** Begin Information provided **
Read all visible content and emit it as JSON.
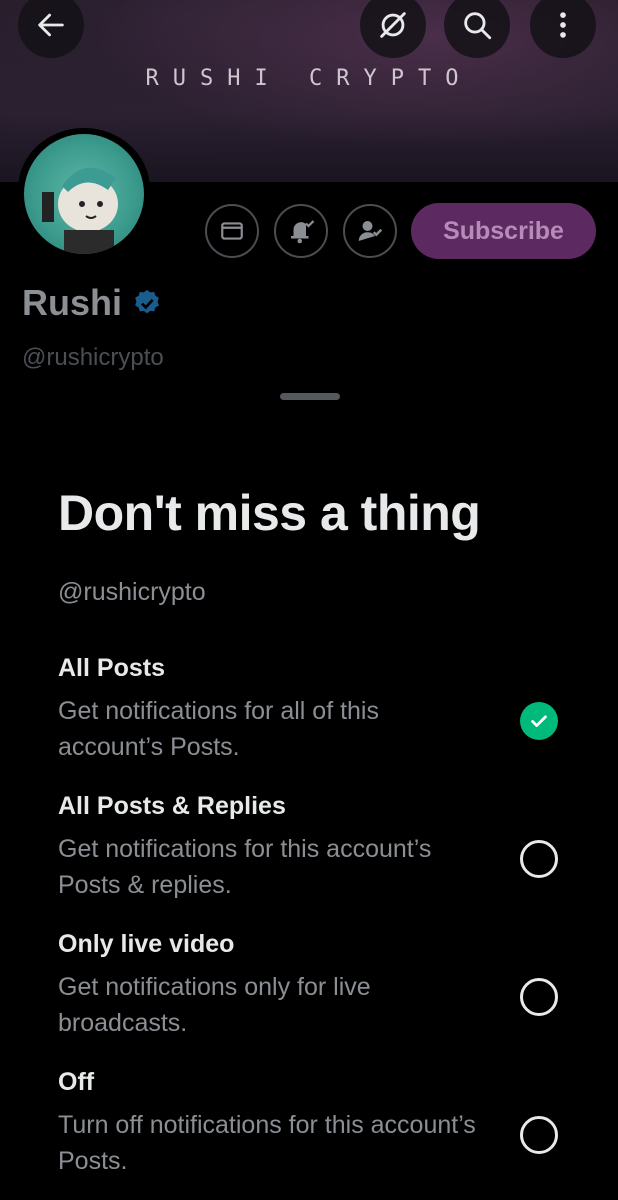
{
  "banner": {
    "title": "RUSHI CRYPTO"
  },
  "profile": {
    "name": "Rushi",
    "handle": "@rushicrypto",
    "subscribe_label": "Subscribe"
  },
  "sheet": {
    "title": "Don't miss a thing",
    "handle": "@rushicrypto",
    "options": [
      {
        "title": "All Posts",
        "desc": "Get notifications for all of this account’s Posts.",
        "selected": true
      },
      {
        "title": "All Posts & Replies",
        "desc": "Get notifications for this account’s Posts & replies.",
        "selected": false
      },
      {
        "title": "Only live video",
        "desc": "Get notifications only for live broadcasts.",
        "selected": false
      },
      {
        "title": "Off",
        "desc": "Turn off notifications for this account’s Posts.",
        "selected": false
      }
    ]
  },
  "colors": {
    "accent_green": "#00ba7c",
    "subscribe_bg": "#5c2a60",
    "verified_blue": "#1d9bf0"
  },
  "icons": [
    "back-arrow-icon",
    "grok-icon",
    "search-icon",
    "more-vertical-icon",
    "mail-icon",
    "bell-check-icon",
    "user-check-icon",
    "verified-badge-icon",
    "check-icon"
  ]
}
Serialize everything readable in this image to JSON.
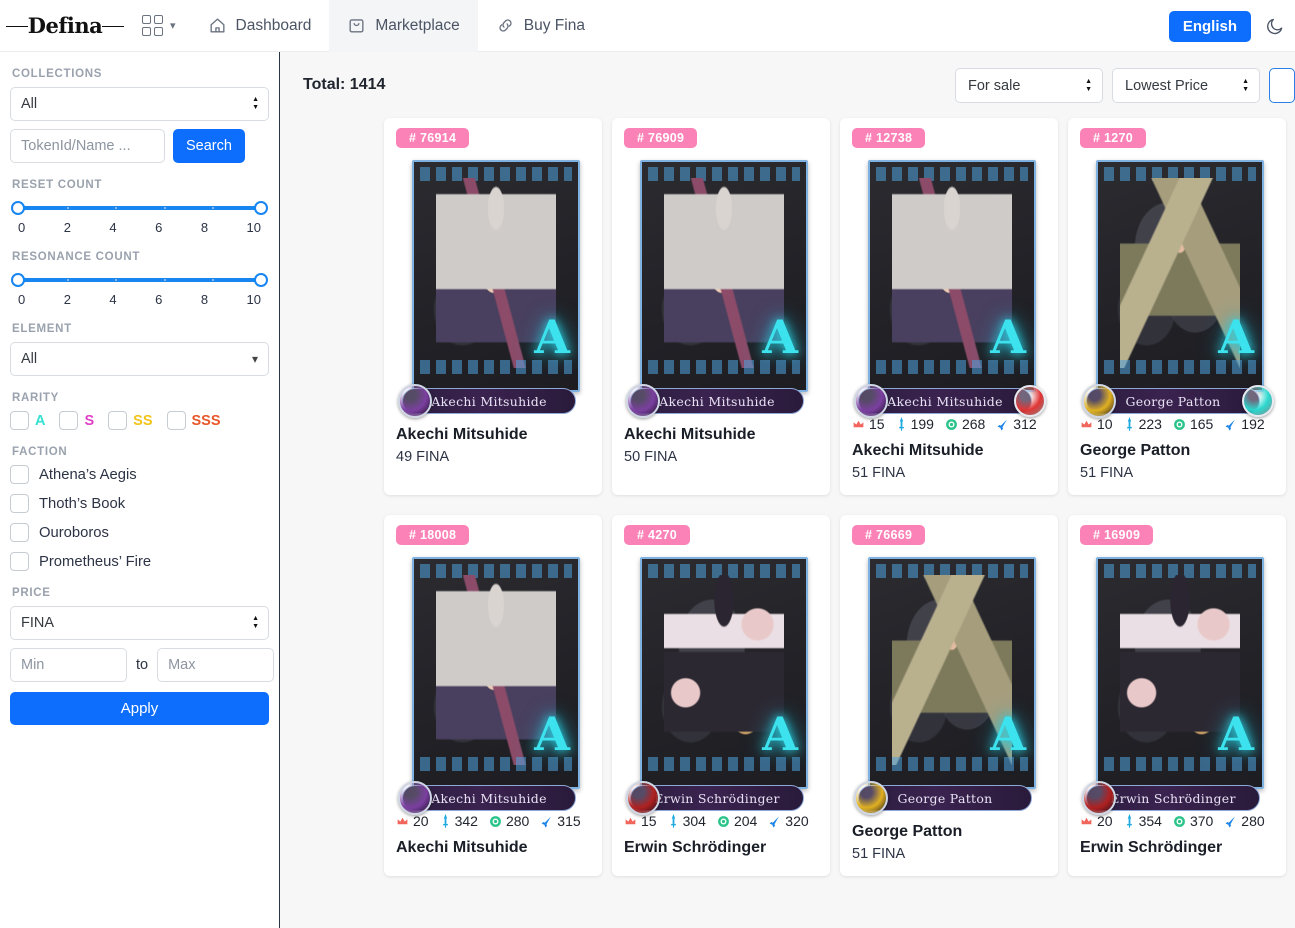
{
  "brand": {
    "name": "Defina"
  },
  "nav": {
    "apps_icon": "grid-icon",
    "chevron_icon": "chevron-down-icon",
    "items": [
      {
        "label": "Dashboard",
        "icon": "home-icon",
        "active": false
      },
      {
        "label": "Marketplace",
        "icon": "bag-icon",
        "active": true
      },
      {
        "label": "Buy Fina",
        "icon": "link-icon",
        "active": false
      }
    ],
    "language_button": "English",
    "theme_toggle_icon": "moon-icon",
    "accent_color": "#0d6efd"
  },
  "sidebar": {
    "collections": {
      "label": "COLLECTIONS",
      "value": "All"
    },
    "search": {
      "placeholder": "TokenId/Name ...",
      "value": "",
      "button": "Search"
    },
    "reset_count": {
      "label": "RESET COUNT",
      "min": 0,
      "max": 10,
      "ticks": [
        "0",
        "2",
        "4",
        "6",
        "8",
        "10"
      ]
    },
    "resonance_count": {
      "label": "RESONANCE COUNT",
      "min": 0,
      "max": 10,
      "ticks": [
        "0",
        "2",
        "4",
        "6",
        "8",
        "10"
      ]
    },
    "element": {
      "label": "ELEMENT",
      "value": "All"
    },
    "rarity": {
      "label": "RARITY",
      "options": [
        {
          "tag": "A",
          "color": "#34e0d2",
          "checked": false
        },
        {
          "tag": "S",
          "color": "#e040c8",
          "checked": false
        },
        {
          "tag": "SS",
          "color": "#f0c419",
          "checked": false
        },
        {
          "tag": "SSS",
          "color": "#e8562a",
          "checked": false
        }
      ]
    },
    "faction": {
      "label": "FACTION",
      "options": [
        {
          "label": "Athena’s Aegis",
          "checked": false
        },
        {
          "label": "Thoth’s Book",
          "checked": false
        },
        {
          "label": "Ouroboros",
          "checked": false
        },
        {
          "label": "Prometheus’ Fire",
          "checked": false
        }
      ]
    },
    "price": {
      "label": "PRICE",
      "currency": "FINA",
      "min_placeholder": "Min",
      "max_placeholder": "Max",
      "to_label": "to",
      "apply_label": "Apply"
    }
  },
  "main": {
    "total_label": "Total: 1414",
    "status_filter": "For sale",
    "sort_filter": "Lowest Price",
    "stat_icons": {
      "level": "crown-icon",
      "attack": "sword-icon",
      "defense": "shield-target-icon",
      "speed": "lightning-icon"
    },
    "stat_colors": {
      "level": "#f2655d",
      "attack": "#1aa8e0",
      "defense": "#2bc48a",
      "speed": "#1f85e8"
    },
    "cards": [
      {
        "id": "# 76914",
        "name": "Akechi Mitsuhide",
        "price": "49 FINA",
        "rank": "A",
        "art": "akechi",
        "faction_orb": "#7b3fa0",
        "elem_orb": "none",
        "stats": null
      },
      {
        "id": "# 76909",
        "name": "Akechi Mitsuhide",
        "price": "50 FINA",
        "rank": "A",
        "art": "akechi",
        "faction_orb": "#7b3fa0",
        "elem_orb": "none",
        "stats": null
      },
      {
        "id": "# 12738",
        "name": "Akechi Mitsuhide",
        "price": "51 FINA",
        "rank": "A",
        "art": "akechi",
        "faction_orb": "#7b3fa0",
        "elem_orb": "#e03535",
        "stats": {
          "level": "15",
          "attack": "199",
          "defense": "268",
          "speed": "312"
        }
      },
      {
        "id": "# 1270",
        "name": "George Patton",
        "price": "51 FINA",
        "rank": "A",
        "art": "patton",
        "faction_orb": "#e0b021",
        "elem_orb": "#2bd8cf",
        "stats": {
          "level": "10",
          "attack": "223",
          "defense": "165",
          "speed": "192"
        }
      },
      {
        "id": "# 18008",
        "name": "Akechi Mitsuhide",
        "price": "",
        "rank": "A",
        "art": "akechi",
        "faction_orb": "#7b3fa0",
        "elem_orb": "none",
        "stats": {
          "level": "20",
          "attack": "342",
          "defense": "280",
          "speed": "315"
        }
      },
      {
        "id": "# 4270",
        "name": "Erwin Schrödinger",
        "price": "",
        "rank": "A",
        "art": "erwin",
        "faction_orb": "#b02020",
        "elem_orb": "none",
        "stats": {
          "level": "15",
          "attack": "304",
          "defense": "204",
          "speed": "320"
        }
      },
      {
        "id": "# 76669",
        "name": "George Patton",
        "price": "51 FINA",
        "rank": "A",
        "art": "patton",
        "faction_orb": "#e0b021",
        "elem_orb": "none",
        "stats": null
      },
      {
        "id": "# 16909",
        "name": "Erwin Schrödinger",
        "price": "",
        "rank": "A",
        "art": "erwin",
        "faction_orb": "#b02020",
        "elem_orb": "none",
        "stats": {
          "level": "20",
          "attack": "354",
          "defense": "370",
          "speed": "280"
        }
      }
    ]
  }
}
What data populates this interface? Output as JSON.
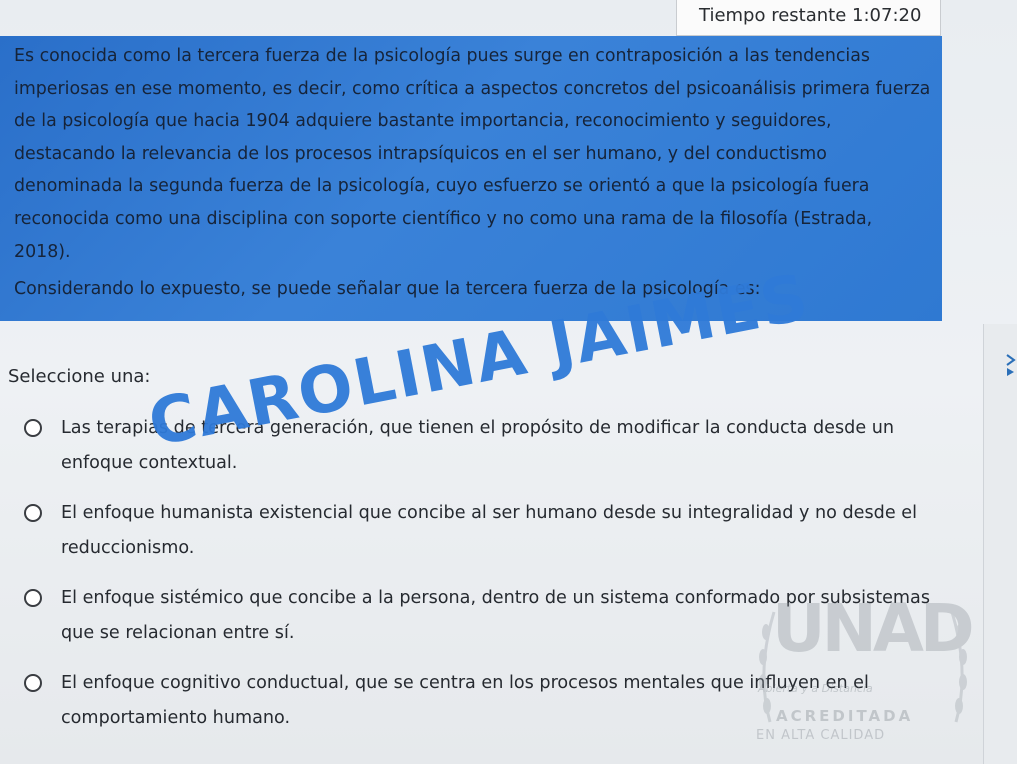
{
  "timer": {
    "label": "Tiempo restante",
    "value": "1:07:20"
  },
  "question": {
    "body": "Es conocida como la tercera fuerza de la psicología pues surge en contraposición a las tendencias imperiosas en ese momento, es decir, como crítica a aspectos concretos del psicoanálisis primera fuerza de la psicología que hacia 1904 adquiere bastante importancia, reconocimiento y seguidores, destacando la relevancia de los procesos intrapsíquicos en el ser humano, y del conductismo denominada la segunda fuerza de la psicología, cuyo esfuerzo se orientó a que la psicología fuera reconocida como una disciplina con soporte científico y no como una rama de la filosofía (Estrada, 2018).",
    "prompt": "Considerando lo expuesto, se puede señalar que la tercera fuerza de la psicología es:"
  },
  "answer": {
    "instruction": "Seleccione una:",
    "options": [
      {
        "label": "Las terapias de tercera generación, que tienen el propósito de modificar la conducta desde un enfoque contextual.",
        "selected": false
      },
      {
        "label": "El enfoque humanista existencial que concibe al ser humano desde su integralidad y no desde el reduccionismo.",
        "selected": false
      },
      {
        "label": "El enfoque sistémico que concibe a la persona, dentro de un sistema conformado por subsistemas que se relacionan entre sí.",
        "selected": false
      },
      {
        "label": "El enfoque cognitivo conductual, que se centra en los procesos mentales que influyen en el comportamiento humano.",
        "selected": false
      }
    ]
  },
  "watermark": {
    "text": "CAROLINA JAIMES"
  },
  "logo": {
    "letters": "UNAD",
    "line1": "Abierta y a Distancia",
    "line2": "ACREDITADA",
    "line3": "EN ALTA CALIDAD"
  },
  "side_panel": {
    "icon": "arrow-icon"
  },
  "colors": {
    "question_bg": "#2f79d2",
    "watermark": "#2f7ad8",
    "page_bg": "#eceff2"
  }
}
** End Information provided **
## Task statement
Search the entries for "procesos" and copy out each line that has it.

## Answer to the task
    "body": "Es conocida como la tercera fuerza de la psicología pues surge en contraposición a las tendencias imperiosas en ese momento, es decir, como crítica a aspectos concretos del psicoanálisis primera fuerza de la psicología que hacia 1904 adquiere bastante importancia, reconocimiento y seguidores, destacando la relevancia de los procesos intrapsíquicos en el ser humano, y del conductismo denominada la segunda fuerza de la psicología, cuyo esfuerzo se orientó a que la psicología fuera reconocida como una disciplina con soporte científico y no como una rama de la filosofía (Estrada, 2018).",
        "label": "El enfoque cognitivo conductual, que se centra en los procesos mentales que influyen en el comportamiento humano.",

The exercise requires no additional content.